§ **What the task requires**
In the material below, the lines containing the word "through" are required; copy each of them.

☆ ☆ ☆ ☆ ☆

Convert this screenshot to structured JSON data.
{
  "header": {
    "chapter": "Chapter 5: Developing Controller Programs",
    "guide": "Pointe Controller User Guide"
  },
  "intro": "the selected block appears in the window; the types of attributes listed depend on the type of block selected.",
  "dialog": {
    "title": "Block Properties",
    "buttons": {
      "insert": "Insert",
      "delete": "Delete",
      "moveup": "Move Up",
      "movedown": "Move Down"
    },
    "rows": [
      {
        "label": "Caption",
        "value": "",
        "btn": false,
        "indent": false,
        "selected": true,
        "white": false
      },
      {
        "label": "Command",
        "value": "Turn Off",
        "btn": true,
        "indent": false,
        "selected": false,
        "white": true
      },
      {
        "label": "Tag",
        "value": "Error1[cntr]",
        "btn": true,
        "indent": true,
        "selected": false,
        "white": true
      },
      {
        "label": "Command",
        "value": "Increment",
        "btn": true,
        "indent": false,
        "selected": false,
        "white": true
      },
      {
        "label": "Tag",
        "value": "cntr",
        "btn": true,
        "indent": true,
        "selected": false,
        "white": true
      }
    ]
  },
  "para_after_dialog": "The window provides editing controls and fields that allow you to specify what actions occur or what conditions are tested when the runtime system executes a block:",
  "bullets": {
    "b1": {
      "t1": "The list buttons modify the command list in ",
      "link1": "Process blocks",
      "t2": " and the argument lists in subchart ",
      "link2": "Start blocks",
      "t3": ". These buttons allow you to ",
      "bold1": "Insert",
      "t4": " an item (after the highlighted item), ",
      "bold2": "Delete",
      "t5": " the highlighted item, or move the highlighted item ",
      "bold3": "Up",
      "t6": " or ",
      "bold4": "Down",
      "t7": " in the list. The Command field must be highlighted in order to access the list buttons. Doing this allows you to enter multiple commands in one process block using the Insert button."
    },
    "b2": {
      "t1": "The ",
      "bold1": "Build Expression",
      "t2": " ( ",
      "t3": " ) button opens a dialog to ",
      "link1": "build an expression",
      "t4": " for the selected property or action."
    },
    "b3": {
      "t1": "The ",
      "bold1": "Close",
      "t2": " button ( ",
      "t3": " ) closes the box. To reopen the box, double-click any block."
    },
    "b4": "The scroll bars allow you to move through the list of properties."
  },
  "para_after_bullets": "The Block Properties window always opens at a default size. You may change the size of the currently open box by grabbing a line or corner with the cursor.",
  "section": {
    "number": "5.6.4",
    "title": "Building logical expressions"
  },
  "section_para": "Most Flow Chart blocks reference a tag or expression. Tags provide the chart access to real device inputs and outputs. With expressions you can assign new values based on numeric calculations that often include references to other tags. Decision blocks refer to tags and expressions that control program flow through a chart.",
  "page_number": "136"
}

☆ ☆ ☆ ☆ ☆

§ **Reply to the exercise**
    "b4": "The scroll bars allow you to move through the list of properties."
  "section_para": "Most Flow Chart blocks reference a tag or expression. Tags provide the chart access to real device inputs and outputs. With expressions you can assign new values based on numeric calculations that often include references to other tags. Decision blocks refer to tags and expressions that control program flow through a chart.",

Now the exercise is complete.